The task: Find the lines that contain the word "ñaño" and copy each one.

The input:
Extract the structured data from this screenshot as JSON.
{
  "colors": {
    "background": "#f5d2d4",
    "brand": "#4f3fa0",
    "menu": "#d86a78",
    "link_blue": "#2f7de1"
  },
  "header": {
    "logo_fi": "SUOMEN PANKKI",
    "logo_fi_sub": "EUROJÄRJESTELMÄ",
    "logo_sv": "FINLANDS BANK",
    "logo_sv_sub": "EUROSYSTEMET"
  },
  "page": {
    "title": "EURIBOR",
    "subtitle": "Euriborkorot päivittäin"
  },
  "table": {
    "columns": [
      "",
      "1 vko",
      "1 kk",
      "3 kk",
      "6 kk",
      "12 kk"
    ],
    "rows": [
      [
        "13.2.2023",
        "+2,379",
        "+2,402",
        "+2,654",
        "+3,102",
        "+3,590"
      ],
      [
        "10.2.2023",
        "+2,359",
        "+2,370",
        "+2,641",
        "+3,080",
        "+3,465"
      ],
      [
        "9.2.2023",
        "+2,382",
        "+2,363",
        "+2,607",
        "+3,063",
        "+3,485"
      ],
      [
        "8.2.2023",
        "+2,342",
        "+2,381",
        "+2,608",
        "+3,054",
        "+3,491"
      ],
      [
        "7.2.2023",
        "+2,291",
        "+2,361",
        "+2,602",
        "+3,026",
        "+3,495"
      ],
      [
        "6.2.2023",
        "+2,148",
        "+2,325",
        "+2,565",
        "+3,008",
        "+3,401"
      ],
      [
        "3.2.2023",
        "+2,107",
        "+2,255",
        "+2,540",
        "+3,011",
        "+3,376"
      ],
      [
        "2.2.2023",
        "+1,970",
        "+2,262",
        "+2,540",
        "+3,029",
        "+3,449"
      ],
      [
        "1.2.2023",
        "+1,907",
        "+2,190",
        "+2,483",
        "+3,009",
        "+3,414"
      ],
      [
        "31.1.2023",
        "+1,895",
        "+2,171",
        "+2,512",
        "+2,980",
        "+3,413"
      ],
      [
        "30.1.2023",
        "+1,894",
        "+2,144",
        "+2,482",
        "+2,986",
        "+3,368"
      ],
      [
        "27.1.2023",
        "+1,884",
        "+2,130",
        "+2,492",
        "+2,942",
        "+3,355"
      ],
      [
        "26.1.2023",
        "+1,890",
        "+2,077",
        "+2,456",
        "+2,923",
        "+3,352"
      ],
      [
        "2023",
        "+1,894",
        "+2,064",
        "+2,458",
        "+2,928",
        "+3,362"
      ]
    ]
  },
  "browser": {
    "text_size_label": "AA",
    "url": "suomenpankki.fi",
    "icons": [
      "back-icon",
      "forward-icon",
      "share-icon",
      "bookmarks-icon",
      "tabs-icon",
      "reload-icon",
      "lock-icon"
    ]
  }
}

...

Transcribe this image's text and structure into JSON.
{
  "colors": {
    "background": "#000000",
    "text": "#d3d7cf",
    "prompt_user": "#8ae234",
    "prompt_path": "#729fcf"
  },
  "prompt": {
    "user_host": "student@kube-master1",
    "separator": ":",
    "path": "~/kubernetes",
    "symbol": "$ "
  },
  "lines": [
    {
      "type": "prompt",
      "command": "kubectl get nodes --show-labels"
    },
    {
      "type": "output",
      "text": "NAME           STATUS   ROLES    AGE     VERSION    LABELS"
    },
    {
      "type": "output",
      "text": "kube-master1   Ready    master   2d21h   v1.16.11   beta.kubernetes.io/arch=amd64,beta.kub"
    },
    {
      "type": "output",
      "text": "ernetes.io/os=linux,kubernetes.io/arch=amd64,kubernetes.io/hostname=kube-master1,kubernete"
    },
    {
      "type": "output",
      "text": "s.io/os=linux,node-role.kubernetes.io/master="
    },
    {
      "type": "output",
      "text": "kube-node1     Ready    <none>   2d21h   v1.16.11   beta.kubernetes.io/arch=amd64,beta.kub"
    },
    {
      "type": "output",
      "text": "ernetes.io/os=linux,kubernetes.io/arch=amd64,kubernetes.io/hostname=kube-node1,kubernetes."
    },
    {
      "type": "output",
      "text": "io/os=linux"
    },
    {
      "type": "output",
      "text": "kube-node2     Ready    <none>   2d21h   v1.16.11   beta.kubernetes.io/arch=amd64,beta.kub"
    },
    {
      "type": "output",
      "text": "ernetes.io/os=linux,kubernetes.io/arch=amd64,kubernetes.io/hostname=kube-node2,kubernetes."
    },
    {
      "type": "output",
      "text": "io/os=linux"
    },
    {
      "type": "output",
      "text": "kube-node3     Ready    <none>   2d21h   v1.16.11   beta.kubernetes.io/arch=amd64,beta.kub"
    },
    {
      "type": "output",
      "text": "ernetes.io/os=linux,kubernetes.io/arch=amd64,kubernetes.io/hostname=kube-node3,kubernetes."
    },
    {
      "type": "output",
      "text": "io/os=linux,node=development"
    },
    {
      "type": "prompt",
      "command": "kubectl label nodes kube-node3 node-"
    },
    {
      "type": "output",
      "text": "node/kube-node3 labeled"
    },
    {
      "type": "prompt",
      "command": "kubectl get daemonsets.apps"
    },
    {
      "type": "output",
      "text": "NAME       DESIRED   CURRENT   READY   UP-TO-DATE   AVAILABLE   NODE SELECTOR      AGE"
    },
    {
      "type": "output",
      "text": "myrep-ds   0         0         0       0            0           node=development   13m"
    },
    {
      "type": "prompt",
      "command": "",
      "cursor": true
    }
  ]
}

==

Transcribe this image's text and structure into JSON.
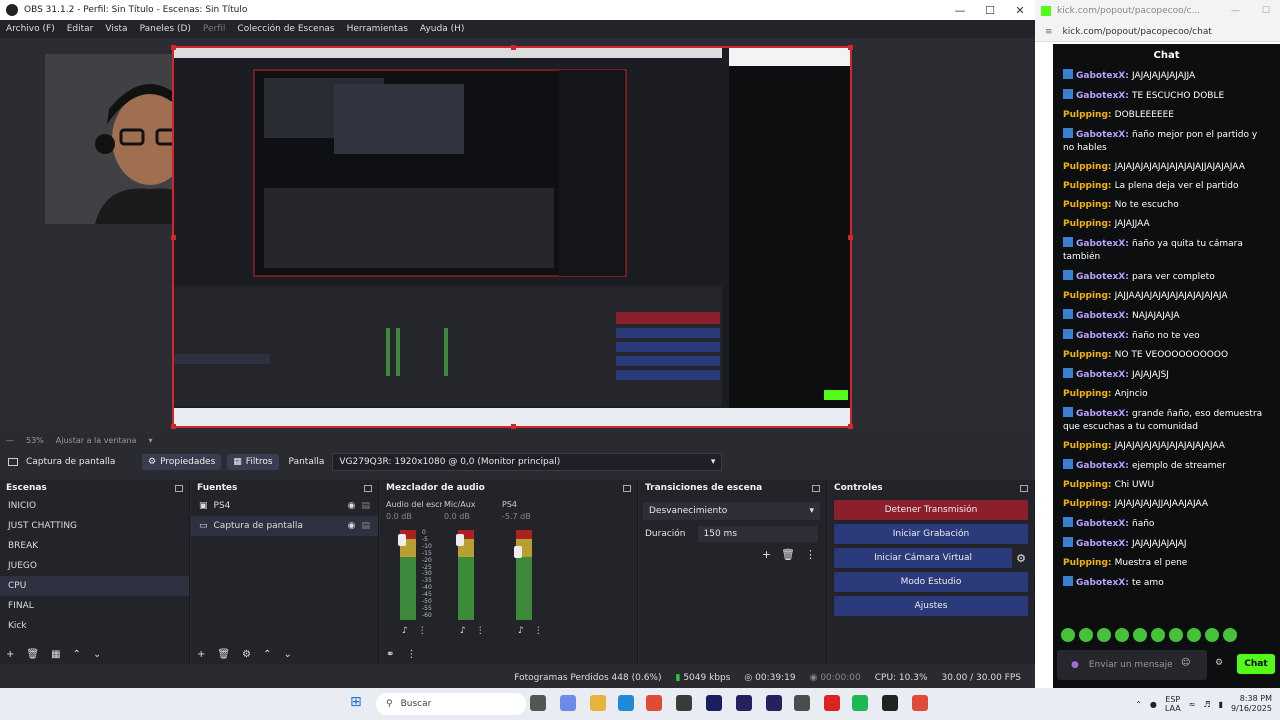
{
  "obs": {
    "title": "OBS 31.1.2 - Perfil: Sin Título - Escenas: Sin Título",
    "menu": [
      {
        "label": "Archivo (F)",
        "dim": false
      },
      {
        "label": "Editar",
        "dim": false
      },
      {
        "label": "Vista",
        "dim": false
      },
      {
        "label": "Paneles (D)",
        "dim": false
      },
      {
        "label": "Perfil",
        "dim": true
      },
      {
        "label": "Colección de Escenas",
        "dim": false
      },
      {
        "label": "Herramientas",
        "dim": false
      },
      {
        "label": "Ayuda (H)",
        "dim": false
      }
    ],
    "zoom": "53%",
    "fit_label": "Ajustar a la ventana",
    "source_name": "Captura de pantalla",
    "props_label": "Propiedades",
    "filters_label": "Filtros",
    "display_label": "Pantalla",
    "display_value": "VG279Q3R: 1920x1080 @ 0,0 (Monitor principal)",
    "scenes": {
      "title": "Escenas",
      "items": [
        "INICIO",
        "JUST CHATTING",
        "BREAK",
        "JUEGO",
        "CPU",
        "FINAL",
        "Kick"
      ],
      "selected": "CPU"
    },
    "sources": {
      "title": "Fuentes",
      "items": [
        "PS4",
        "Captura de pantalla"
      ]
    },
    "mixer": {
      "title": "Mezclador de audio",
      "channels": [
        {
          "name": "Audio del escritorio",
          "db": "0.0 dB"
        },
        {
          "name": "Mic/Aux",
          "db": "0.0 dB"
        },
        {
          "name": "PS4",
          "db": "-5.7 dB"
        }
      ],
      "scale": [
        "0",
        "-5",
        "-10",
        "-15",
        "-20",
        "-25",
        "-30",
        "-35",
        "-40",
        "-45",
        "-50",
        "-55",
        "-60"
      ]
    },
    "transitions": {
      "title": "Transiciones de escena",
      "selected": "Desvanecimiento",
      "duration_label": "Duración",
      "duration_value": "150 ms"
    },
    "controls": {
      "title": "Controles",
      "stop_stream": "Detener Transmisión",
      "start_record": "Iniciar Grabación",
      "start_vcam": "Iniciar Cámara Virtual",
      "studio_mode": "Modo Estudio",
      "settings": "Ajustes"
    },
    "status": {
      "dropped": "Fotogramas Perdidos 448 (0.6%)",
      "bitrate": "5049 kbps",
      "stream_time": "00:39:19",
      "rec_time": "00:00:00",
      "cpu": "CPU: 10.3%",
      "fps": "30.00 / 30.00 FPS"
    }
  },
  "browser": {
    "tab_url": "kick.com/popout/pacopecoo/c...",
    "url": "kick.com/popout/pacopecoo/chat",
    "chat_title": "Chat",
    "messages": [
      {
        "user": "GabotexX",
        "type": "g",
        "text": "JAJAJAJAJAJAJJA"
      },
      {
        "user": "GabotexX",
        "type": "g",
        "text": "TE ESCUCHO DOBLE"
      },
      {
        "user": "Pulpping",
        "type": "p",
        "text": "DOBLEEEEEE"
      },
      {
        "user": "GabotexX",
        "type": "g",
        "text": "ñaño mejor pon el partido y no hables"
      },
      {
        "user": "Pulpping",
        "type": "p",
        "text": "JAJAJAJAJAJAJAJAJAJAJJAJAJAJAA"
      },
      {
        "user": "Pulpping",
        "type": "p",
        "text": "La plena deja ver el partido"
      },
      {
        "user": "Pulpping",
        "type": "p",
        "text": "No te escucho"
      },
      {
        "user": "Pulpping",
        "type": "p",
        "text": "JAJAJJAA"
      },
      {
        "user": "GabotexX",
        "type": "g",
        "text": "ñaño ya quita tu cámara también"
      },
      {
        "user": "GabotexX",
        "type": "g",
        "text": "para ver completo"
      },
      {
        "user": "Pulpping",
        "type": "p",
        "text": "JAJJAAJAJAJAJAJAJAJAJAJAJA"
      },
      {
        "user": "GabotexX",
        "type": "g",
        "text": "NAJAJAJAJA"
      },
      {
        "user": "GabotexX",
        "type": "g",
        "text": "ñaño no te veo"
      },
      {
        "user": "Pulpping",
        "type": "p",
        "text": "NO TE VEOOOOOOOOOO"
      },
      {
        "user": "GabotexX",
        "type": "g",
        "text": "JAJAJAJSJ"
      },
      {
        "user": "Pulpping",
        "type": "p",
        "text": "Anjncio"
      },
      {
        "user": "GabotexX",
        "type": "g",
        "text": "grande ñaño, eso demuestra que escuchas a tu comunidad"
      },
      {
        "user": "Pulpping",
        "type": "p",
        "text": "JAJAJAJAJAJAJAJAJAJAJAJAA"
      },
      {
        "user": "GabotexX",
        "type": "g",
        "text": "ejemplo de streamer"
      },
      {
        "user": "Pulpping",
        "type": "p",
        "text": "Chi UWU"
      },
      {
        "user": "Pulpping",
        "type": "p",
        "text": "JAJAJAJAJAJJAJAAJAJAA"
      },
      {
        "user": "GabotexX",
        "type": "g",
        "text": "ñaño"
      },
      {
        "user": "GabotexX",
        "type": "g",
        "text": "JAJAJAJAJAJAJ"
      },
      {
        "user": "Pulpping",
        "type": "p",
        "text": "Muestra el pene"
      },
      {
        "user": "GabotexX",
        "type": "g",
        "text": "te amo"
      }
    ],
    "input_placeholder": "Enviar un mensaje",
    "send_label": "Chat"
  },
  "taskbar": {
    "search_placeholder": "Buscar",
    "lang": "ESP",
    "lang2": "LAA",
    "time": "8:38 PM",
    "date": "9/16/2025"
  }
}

Exercise answer:
        "text": "ñaño mejor pon el partido y no hables"
        "text": "ñaño ya quita tu cámara también"
        "text": "ñaño no te veo"
        "text": "grande ñaño, eso demuestra que escuchas a tu comunidad"
        "text": "ñaño"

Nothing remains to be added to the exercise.